PROBLEM REQUIREMENTS> Output the material below in its entirety, exactly as given.

-- START GIVEN RECORDS --

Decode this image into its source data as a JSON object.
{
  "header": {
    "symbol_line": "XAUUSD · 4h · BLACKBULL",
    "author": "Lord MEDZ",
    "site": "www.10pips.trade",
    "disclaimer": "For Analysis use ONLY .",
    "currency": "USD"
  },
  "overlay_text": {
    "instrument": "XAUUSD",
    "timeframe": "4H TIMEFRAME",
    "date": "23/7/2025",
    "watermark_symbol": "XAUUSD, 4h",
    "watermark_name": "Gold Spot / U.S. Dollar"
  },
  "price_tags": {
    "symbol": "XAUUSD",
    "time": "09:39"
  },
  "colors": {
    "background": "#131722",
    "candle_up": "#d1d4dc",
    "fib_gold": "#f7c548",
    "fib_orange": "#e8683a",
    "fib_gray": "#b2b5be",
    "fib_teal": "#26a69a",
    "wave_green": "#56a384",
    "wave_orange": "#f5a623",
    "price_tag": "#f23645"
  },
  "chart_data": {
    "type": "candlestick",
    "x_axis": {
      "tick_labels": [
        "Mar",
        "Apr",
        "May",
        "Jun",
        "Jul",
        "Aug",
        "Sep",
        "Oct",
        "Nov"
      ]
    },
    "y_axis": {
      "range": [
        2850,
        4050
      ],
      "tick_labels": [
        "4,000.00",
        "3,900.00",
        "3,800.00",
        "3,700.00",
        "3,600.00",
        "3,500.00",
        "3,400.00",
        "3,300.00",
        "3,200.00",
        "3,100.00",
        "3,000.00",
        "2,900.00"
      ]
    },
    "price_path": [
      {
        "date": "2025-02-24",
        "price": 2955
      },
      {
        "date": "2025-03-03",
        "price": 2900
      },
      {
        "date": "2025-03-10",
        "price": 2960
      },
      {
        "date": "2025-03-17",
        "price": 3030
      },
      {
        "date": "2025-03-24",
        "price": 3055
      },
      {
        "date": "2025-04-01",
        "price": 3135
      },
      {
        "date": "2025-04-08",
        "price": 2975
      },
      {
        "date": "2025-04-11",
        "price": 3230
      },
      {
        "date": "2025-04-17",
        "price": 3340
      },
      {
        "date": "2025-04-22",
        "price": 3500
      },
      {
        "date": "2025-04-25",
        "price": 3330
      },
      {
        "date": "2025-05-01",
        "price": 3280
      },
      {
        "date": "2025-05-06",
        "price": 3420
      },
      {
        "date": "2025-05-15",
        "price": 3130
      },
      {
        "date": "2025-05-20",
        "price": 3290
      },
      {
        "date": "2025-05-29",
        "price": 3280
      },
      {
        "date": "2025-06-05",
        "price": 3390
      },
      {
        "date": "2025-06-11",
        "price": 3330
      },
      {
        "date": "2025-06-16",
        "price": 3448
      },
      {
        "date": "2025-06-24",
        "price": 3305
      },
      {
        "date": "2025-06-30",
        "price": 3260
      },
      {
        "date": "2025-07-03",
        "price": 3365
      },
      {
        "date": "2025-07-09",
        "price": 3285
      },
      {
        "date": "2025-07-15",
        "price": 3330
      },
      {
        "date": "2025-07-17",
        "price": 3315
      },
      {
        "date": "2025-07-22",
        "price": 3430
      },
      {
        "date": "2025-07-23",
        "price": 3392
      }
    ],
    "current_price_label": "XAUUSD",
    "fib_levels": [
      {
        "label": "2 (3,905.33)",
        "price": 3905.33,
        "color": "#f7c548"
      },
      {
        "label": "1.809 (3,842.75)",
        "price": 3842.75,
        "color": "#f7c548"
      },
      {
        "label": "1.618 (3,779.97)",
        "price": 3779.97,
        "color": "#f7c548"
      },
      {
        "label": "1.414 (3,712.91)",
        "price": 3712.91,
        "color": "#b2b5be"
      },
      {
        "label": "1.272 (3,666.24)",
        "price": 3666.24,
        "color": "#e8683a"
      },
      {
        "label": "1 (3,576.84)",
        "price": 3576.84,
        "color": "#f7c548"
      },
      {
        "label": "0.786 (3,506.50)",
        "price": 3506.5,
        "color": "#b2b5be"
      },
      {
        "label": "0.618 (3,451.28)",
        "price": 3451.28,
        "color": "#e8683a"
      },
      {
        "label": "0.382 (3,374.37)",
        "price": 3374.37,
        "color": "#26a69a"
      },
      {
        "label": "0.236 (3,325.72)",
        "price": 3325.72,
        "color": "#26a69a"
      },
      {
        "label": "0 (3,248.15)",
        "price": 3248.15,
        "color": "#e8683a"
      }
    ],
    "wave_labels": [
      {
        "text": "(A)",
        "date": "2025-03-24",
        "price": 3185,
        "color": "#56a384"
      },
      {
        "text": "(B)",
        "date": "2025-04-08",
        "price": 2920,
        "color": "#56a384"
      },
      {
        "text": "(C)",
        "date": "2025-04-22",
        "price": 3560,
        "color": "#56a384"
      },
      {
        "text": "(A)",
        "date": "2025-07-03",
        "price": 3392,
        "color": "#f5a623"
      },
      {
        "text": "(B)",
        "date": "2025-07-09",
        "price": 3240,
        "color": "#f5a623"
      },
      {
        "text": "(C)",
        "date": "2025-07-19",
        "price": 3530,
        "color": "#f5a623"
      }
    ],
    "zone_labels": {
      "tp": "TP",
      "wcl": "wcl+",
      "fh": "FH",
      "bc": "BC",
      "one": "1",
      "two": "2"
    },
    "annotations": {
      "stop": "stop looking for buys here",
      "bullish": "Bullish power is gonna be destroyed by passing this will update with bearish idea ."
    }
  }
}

-- END GIVEN RECORDS --

SOLUTION TO THE EXERCISE>
Decode this image into its source data as a JSON object.
{
  "header": {
    "symbol_line": "XAUUSD · 4h · BLACKBULL",
    "author": "Lord MEDZ",
    "site": "www.10pips.trade",
    "disclaimer": "For Analysis use ONLY .",
    "currency": "USD"
  },
  "overlay_text": {
    "instrument": "XAUUSD",
    "timeframe": "4H TIMEFRAME",
    "date": "23/7/2025",
    "watermark_symbol": "XAUUSD, 4h",
    "watermark_name": "Gold Spot / U.S. Dollar"
  },
  "price_tags": {
    "symbol": "XAUUSD",
    "time": "09:39"
  },
  "colors": {
    "background": "#131722",
    "candle_up": "#d1d4dc",
    "fib_gold": "#f7c548",
    "fib_orange": "#e8683a",
    "fib_gray": "#b2b5be",
    "fib_teal": "#26a69a",
    "wave_green": "#56a384",
    "wave_orange": "#f5a623",
    "price_tag": "#f23645"
  },
  "chart_data": {
    "type": "candlestick",
    "x_axis": {
      "tick_labels": [
        "Mar",
        "Apr",
        "May",
        "Jun",
        "Jul",
        "Aug",
        "Sep",
        "Oct",
        "Nov"
      ]
    },
    "y_axis": {
      "range": [
        2850,
        4050
      ],
      "tick_labels": [
        "4,000.00",
        "3,900.00",
        "3,800.00",
        "3,700.00",
        "3,600.00",
        "3,500.00",
        "3,400.00",
        "3,300.00",
        "3,200.00",
        "3,100.00",
        "3,000.00",
        "2,900.00"
      ]
    },
    "price_path": [
      {
        "date": "2025-02-24",
        "price": 2955
      },
      {
        "date": "2025-03-03",
        "price": 2900
      },
      {
        "date": "2025-03-10",
        "price": 2960
      },
      {
        "date": "2025-03-17",
        "price": 3030
      },
      {
        "date": "2025-03-24",
        "price": 3055
      },
      {
        "date": "2025-04-01",
        "price": 3135
      },
      {
        "date": "2025-04-08",
        "price": 2975
      },
      {
        "date": "2025-04-11",
        "price": 3230
      },
      {
        "date": "2025-04-17",
        "price": 3340
      },
      {
        "date": "2025-04-22",
        "price": 3500
      },
      {
        "date": "2025-04-25",
        "price": 3330
      },
      {
        "date": "2025-05-01",
        "price": 3280
      },
      {
        "date": "2025-05-06",
        "price": 3420
      },
      {
        "date": "2025-05-15",
        "price": 3130
      },
      {
        "date": "2025-05-20",
        "price": 3290
      },
      {
        "date": "2025-05-29",
        "price": 3280
      },
      {
        "date": "2025-06-05",
        "price": 3390
      },
      {
        "date": "2025-06-11",
        "price": 3330
      },
      {
        "date": "2025-06-16",
        "price": 3448
      },
      {
        "date": "2025-06-24",
        "price": 3305
      },
      {
        "date": "2025-06-30",
        "price": 3260
      },
      {
        "date": "2025-07-03",
        "price": 3365
      },
      {
        "date": "2025-07-09",
        "price": 3285
      },
      {
        "date": "2025-07-15",
        "price": 3330
      },
      {
        "date": "2025-07-17",
        "price": 3315
      },
      {
        "date": "2025-07-22",
        "price": 3430
      },
      {
        "date": "2025-07-23",
        "price": 3392
      }
    ],
    "current_price_label": "XAUUSD",
    "fib_levels": [
      {
        "label": "2 (3,905.33)",
        "price": 3905.33,
        "color": "#f7c548"
      },
      {
        "label": "1.809 (3,842.75)",
        "price": 3842.75,
        "color": "#f7c548"
      },
      {
        "label": "1.618 (3,779.97)",
        "price": 3779.97,
        "color": "#f7c548"
      },
      {
        "label": "1.414 (3,712.91)",
        "price": 3712.91,
        "color": "#b2b5be"
      },
      {
        "label": "1.272 (3,666.24)",
        "price": 3666.24,
        "color": "#e8683a"
      },
      {
        "label": "1 (3,576.84)",
        "price": 3576.84,
        "color": "#f7c548"
      },
      {
        "label": "0.786 (3,506.50)",
        "price": 3506.5,
        "color": "#b2b5be"
      },
      {
        "label": "0.618 (3,451.28)",
        "price": 3451.28,
        "color": "#e8683a"
      },
      {
        "label": "0.382 (3,374.37)",
        "price": 3374.37,
        "color": "#26a69a"
      },
      {
        "label": "0.236 (3,325.72)",
        "price": 3325.72,
        "color": "#26a69a"
      },
      {
        "label": "0 (3,248.15)",
        "price": 3248.15,
        "color": "#e8683a"
      }
    ],
    "wave_labels": [
      {
        "text": "(A)",
        "date": "2025-03-24",
        "price": 3185,
        "color": "#56a384"
      },
      {
        "text": "(B)",
        "date": "2025-04-08",
        "price": 2920,
        "color": "#56a384"
      },
      {
        "text": "(C)",
        "date": "2025-04-22",
        "price": 3560,
        "color": "#56a384"
      },
      {
        "text": "(A)",
        "date": "2025-07-03",
        "price": 3392,
        "color": "#f5a623"
      },
      {
        "text": "(B)",
        "date": "2025-07-09",
        "price": 3240,
        "color": "#f5a623"
      },
      {
        "text": "(C)",
        "date": "2025-07-19",
        "price": 3530,
        "color": "#f5a623"
      }
    ],
    "zone_labels": {
      "tp": "TP",
      "wcl": "wcl+",
      "fh": "FH",
      "bc": "BC",
      "one": "1",
      "two": "2"
    },
    "annotations": {
      "stop": "stop looking for buys here",
      "bullish": "Bullish power is gonna be destroyed by passing this will update with bearish idea ."
    }
  }
}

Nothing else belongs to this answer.